— Given request —
Exactly repeat the full listing that follows.

___ Supplied material ___

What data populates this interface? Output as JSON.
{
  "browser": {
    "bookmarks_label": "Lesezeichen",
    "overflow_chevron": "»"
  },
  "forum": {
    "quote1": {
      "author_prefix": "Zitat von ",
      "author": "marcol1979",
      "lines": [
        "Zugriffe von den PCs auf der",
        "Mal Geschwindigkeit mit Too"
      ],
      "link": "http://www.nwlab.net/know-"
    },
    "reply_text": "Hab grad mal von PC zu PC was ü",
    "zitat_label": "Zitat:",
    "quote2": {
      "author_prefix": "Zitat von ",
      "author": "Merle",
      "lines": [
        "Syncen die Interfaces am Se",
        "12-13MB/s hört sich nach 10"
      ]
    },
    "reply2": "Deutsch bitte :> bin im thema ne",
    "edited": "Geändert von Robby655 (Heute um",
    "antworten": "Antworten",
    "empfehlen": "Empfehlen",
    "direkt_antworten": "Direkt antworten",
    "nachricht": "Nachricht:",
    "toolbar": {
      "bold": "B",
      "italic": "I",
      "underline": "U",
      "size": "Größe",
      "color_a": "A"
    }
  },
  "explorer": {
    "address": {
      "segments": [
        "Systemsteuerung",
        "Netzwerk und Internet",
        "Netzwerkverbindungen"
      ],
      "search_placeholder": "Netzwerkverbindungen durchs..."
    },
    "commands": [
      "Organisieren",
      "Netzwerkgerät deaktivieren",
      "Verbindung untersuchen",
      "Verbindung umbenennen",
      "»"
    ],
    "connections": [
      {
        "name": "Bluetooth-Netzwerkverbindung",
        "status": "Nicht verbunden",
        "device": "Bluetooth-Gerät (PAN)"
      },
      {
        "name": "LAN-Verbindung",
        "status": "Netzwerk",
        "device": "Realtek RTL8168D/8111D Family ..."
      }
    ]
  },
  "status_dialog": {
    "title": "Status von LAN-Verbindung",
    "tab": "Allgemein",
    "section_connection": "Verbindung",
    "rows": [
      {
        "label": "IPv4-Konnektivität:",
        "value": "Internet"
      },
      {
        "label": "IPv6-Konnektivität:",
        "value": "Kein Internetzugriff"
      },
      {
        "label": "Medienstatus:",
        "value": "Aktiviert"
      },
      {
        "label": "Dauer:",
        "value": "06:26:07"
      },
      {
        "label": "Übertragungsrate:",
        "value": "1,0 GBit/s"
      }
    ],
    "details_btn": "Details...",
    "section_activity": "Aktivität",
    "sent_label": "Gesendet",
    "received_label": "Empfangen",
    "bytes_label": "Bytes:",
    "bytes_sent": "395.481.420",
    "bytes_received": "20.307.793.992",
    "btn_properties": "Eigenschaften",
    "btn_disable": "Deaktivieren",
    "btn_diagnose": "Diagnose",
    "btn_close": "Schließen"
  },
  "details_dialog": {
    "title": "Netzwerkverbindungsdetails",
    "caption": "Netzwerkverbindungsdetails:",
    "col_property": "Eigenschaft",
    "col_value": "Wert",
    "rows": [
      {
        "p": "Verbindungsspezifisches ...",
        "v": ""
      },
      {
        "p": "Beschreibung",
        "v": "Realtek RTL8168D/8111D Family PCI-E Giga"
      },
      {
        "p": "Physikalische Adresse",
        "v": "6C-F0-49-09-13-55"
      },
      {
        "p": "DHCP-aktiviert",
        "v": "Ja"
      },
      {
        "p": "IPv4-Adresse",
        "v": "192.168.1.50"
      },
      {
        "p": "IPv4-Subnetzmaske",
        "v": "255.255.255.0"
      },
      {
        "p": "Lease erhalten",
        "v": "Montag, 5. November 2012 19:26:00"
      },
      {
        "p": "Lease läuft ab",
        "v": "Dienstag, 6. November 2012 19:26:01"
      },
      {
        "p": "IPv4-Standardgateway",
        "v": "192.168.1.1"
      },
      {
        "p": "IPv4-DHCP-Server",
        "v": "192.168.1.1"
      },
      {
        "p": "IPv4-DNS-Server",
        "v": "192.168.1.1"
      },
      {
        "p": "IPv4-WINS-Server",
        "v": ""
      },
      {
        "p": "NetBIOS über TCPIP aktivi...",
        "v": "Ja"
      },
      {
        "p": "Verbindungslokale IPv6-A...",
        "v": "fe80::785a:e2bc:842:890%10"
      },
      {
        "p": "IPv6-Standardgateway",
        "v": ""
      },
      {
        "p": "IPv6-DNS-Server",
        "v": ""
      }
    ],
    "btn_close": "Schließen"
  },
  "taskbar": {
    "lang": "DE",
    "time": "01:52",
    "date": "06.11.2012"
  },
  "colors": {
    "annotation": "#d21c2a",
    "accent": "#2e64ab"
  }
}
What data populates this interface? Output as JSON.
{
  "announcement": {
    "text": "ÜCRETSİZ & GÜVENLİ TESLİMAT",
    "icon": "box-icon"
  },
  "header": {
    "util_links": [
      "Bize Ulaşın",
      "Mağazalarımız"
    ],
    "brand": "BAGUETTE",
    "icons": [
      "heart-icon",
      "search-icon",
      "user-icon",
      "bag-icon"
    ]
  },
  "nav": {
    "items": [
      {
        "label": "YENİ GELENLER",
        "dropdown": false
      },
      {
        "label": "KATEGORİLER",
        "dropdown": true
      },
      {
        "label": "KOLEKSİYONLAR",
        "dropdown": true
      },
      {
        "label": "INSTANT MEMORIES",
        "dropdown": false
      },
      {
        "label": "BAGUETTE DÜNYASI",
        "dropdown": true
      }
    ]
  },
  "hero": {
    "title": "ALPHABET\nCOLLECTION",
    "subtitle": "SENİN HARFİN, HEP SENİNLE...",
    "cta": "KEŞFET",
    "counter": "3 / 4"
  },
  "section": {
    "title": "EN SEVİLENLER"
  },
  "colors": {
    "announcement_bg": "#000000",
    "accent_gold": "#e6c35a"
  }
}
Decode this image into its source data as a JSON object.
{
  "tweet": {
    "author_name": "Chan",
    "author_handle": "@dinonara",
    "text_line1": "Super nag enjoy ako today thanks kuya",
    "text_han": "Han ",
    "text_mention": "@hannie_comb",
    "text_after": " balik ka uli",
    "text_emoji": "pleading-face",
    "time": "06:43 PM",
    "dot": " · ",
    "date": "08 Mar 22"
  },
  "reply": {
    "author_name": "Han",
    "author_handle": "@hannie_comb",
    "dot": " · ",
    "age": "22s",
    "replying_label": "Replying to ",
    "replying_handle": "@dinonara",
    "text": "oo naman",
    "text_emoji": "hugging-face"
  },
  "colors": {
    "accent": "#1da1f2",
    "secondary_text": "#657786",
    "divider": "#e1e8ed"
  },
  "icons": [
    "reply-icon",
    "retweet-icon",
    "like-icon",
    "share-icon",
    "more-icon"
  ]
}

___

— Reply —
What data populates this interface? Output as JSON.
{
  "browser": {
    "bookmarks_label": "Lesezeichen",
    "overflow_chevron": "»"
  },
  "forum": {
    "quote1": {
      "author_prefix": "Zitat von ",
      "author": "marcol1979",
      "lines": [
        "Zugriffe von den PCs auf der",
        "Mal Geschwindigkeit mit Too"
      ],
      "link": "http://www.nwlab.net/know-"
    },
    "reply_text": "Hab grad mal von PC zu PC was ü",
    "zitat_label": "Zitat:",
    "quote2": {
      "author_prefix": "Zitat von ",
      "author": "Merle",
      "lines": [
        "Syncen die Interfaces am Se",
        "12-13MB/s hört sich nach 10"
      ]
    },
    "reply2": "Deutsch bitte :> bin im thema ne",
    "edited": "Geändert von Robby655 (Heute um",
    "antworten": "Antworten",
    "empfehlen": "Empfehlen",
    "direkt_antworten": "Direkt antworten",
    "nachricht": "Nachricht:",
    "toolbar": {
      "bold": "B",
      "italic": "I",
      "underline": "U",
      "size": "Größe",
      "color_a": "A"
    }
  },
  "explorer": {
    "address": {
      "segments": [
        "Systemsteuerung",
        "Netzwerk und Internet",
        "Netzwerkverbindungen"
      ],
      "search_placeholder": "Netzwerkverbindungen durchs..."
    },
    "commands": [
      "Organisieren",
      "Netzwerkgerät deaktivieren",
      "Verbindung untersuchen",
      "Verbindung umbenennen",
      "»"
    ],
    "connections": [
      {
        "name": "Bluetooth-Netzwerkverbindung",
        "status": "Nicht verbunden",
        "device": "Bluetooth-Gerät (PAN)"
      },
      {
        "name": "LAN-Verbindung",
        "status": "Netzwerk",
        "device": "Realtek RTL8168D/8111D Family ..."
      }
    ]
  },
  "status_dialog": {
    "title": "Status von LAN-Verbindung",
    "tab": "Allgemein",
    "section_connection": "Verbindung",
    "rows": [
      {
        "label": "IPv4-Konnektivität:",
        "value": "Internet"
      },
      {
        "label": "IPv6-Konnektivität:",
        "value": "Kein Internetzugriff"
      },
      {
        "label": "Medienstatus:",
        "value": "Aktiviert"
      },
      {
        "label": "Dauer:",
        "value": "06:26:07"
      },
      {
        "label": "Übertragungsrate:",
        "value": "1,0 GBit/s"
      }
    ],
    "details_btn": "Details...",
    "section_activity": "Aktivität",
    "sent_label": "Gesendet",
    "received_label": "Empfangen",
    "bytes_label": "Bytes:",
    "bytes_sent": "395.481.420",
    "bytes_received": "20.307.793.992",
    "btn_properties": "Eigenschaften",
    "btn_disable": "Deaktivieren",
    "btn_diagnose": "Diagnose",
    "btn_close": "Schließen"
  },
  "details_dialog": {
    "title": "Netzwerkverbindungsdetails",
    "caption": "Netzwerkverbindungsdetails:",
    "col_property": "Eigenschaft",
    "col_value": "Wert",
    "rows": [
      {
        "p": "Verbindungsspezifisches ...",
        "v": ""
      },
      {
        "p": "Beschreibung",
        "v": "Realtek RTL8168D/8111D Family PCI-E Giga"
      },
      {
        "p": "Physikalische Adresse",
        "v": "6C-F0-49-09-13-55"
      },
      {
        "p": "DHCP-aktiviert",
        "v": "Ja"
      },
      {
        "p": "IPv4-Adresse",
        "v": "192.168.1.50"
      },
      {
        "p": "IPv4-Subnetzmaske",
        "v": "255.255.255.0"
      },
      {
        "p": "Lease erhalten",
        "v": "Montag, 5. November 2012 19:26:00"
      },
      {
        "p": "Lease läuft ab",
        "v": "Dienstag, 6. November 2012 19:26:01"
      },
      {
        "p": "IPv4-Standardgateway",
        "v": "192.168.1.1"
      },
      {
        "p": "IPv4-DHCP-Server",
        "v": "192.168.1.1"
      },
      {
        "p": "IPv4-DNS-Server",
        "v": "192.168.1.1"
      },
      {
        "p": "IPv4-WINS-Server",
        "v": ""
      },
      {
        "p": "NetBIOS über TCPIP aktivi...",
        "v": "Ja"
      },
      {
        "p": "Verbindungslokale IPv6-A...",
        "v": "fe80::785a:e2bc:842:890%10"
      },
      {
        "p": "IPv6-Standardgateway",
        "v": ""
      },
      {
        "p": "IPv6-DNS-Server",
        "v": ""
      }
    ],
    "btn_close": "Schließen"
  },
  "taskbar": {
    "lang": "DE",
    "time": "01:52",
    "date": "06.11.2012"
  },
  "colors": {
    "annotation": "#d21c2a",
    "accent": "#2e64ab"
  }
}
What data populates this interface? Output as JSON.
{
  "announcement": {
    "text": "ÜCRETSİZ & GÜVENLİ TESLİMAT",
    "icon": "box-icon"
  },
  "header": {
    "util_links": [
      "Bize Ulaşın",
      "Mağazalarımız"
    ],
    "brand": "BAGUETTE",
    "icons": [
      "heart-icon",
      "search-icon",
      "user-icon",
      "bag-icon"
    ]
  },
  "nav": {
    "items": [
      {
        "label": "YENİ GELENLER",
        "dropdown": false
      },
      {
        "label": "KATEGORİLER",
        "dropdown": true
      },
      {
        "label": "KOLEKSİYONLAR",
        "dropdown": true
      },
      {
        "label": "INSTANT MEMORIES",
        "dropdown": false
      },
      {
        "label": "BAGUETTE DÜNYASI",
        "dropdown": true
      }
    ]
  },
  "hero": {
    "title": "ALPHABET\nCOLLECTION",
    "subtitle": "SENİN HARFİN, HEP SENİNLE...",
    "cta": "KEŞFET",
    "counter": "3 / 4"
  },
  "section": {
    "title": "EN SEVİLENLER"
  },
  "colors": {
    "announcement_bg": "#000000",
    "accent_gold": "#e6c35a"
  }
}
Decode this image into its source data as a JSON object.
{
  "tweet": {
    "author_name": "Chan",
    "author_handle": "@dinonara",
    "text_line1": "Super nag enjoy ako today thanks kuya",
    "text_han": "Han ",
    "text_mention": "@hannie_comb",
    "text_after": " balik ka uli",
    "text_emoji": "pleading-face",
    "time": "06:43 PM",
    "dot": " · ",
    "date": "08 Mar 22"
  },
  "reply": {
    "author_name": "Han",
    "author_handle": "@hannie_comb",
    "dot": " · ",
    "age": "22s",
    "replying_label": "Replying to ",
    "replying_handle": "@dinonara",
    "text": "oo naman",
    "text_emoji": "hugging-face"
  },
  "colors": {
    "accent": "#1da1f2",
    "secondary_text": "#657786",
    "divider": "#e1e8ed"
  },
  "icons": [
    "reply-icon",
    "retweet-icon",
    "like-icon",
    "share-icon",
    "more-icon"
  ]
}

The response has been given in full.